Exercise description | Repeat exactly the lines from the one containing "Transcribe this image's" through the last line of the records below, both included, and nothing else.

----

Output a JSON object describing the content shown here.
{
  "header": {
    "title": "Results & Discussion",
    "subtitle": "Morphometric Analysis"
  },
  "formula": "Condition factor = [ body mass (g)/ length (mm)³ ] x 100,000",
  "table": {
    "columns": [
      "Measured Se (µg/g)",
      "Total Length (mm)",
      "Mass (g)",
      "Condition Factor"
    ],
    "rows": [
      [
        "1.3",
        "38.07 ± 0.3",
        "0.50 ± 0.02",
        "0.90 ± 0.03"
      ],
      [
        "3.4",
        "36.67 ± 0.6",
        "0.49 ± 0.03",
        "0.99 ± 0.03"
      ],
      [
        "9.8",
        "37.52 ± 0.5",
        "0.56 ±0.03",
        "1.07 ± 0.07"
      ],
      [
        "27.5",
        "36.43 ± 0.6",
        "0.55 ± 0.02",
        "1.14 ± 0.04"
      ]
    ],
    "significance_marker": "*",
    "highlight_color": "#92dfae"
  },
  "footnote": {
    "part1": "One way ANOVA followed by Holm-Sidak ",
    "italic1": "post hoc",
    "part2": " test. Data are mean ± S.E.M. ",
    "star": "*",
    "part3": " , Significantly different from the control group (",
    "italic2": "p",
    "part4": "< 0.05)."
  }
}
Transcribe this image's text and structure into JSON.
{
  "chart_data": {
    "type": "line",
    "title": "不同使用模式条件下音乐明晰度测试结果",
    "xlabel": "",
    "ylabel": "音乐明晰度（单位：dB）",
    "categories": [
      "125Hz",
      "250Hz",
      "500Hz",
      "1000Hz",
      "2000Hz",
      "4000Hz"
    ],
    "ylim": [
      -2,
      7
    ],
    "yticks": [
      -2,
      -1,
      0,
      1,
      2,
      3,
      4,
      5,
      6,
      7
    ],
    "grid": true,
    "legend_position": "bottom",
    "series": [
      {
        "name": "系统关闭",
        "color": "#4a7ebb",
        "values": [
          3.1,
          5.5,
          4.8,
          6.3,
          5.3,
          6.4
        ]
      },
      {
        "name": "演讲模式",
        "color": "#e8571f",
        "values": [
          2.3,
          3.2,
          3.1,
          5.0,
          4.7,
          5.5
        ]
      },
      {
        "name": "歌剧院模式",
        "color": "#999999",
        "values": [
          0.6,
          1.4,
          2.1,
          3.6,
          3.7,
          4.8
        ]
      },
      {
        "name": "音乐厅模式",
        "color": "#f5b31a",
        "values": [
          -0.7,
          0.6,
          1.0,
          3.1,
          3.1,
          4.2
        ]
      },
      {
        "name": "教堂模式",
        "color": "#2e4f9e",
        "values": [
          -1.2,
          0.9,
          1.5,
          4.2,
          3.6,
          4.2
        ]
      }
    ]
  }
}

----

Exercise answer |
Transcribe this image's text and structure into JSON.
{
  "chart_data": {
    "type": "line",
    "title": "不同使用模式条件下音乐明晰度测试结果",
    "xlabel": "",
    "ylabel": "音乐明晰度（单位：dB）",
    "categories": [
      "125Hz",
      "250Hz",
      "500Hz",
      "1000Hz",
      "2000Hz",
      "4000Hz"
    ],
    "ylim": [
      -2,
      7
    ],
    "yticks": [
      -2,
      -1,
      0,
      1,
      2,
      3,
      4,
      5,
      6,
      7
    ],
    "grid": true,
    "legend_position": "bottom",
    "series": [
      {
        "name": "系统关闭",
        "color": "#4a7ebb",
        "values": [
          3.1,
          5.5,
          4.8,
          6.3,
          5.3,
          6.4
        ]
      },
      {
        "name": "演讲模式",
        "color": "#e8571f",
        "values": [
          2.3,
          3.2,
          3.1,
          5.0,
          4.7,
          5.5
        ]
      },
      {
        "name": "歌剧院模式",
        "color": "#999999",
        "values": [
          0.6,
          1.4,
          2.1,
          3.6,
          3.7,
          4.8
        ]
      },
      {
        "name": "音乐厅模式",
        "color": "#f5b31a",
        "values": [
          -0.7,
          0.6,
          1.0,
          3.1,
          3.1,
          4.2
        ]
      },
      {
        "name": "教堂模式",
        "color": "#2e4f9e",
        "values": [
          -1.2,
          0.9,
          1.5,
          4.2,
          3.6,
          4.2
        ]
      }
    ]
  }
}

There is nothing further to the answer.